* **Written instruction**
Reproduce all entries verbatim, with nothing added or dropped.

* **Given entries**
══════

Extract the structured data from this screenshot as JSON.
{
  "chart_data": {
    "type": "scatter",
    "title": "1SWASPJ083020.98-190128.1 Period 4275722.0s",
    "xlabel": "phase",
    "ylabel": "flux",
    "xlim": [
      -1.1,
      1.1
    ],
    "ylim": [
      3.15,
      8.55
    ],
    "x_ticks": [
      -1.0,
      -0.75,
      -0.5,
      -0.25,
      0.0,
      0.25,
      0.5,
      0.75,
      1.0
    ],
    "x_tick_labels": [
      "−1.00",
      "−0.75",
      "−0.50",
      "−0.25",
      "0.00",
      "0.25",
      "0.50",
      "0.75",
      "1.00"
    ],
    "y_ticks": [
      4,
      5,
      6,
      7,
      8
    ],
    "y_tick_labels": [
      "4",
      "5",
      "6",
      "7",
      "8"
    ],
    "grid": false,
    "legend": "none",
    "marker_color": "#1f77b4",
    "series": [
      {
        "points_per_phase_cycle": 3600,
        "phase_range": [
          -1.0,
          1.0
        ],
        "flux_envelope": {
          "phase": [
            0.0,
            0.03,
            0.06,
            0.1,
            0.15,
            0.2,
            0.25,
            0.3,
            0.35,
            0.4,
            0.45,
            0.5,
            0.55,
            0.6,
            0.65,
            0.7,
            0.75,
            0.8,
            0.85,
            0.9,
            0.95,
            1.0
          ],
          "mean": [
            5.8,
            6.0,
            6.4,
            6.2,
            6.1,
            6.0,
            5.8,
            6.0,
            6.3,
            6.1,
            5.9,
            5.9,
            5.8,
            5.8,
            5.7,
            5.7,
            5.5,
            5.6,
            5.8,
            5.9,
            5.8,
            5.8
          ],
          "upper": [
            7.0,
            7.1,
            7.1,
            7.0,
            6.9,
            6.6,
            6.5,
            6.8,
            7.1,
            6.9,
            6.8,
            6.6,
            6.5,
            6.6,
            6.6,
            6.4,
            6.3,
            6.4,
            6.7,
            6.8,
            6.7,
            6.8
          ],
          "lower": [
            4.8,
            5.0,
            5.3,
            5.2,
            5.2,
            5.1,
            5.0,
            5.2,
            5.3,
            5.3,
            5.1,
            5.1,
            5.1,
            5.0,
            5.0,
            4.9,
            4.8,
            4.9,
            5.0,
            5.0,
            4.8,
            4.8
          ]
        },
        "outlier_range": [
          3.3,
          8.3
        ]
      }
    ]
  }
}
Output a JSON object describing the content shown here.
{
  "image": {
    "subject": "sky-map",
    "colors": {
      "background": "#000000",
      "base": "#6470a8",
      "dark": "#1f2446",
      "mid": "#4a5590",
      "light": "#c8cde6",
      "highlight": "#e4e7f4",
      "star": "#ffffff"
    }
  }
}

══════

* **Output of the task**
Extract the structured data from this screenshot as JSON.
{
  "chart_data": {
    "type": "scatter",
    "title": "1SWASPJ083020.98-190128.1 Period 4275722.0s",
    "xlabel": "phase",
    "ylabel": "flux",
    "xlim": [
      -1.1,
      1.1
    ],
    "ylim": [
      3.15,
      8.55
    ],
    "x_ticks": [
      -1.0,
      -0.75,
      -0.5,
      -0.25,
      0.0,
      0.25,
      0.5,
      0.75,
      1.0
    ],
    "x_tick_labels": [
      "−1.00",
      "−0.75",
      "−0.50",
      "−0.25",
      "0.00",
      "0.25",
      "0.50",
      "0.75",
      "1.00"
    ],
    "y_ticks": [
      4,
      5,
      6,
      7,
      8
    ],
    "y_tick_labels": [
      "4",
      "5",
      "6",
      "7",
      "8"
    ],
    "grid": false,
    "legend": "none",
    "marker_color": "#1f77b4",
    "series": [
      {
        "points_per_phase_cycle": 3600,
        "phase_range": [
          -1.0,
          1.0
        ],
        "flux_envelope": {
          "phase": [
            0.0,
            0.03,
            0.06,
            0.1,
            0.15,
            0.2,
            0.25,
            0.3,
            0.35,
            0.4,
            0.45,
            0.5,
            0.55,
            0.6,
            0.65,
            0.7,
            0.75,
            0.8,
            0.85,
            0.9,
            0.95,
            1.0
          ],
          "mean": [
            5.8,
            6.0,
            6.4,
            6.2,
            6.1,
            6.0,
            5.8,
            6.0,
            6.3,
            6.1,
            5.9,
            5.9,
            5.8,
            5.8,
            5.7,
            5.7,
            5.5,
            5.6,
            5.8,
            5.9,
            5.8,
            5.8
          ],
          "upper": [
            7.0,
            7.1,
            7.1,
            7.0,
            6.9,
            6.6,
            6.5,
            6.8,
            7.1,
            6.9,
            6.8,
            6.6,
            6.5,
            6.6,
            6.6,
            6.4,
            6.3,
            6.4,
            6.7,
            6.8,
            6.7,
            6.8
          ],
          "lower": [
            4.8,
            5.0,
            5.3,
            5.2,
            5.2,
            5.1,
            5.0,
            5.2,
            5.3,
            5.3,
            5.1,
            5.1,
            5.1,
            5.0,
            5.0,
            4.9,
            4.8,
            4.9,
            5.0,
            5.0,
            4.8,
            4.8
          ]
        },
        "outlier_range": [
          3.3,
          8.3
        ]
      }
    ]
  }
}
Output a JSON object describing the content shown here.
{
  "image": {
    "subject": "sky-map",
    "colors": {
      "background": "#000000",
      "base": "#6470a8",
      "dark": "#1f2446",
      "mid": "#4a5590",
      "light": "#c8cde6",
      "highlight": "#e4e7f4",
      "star": "#ffffff"
    }
  }
}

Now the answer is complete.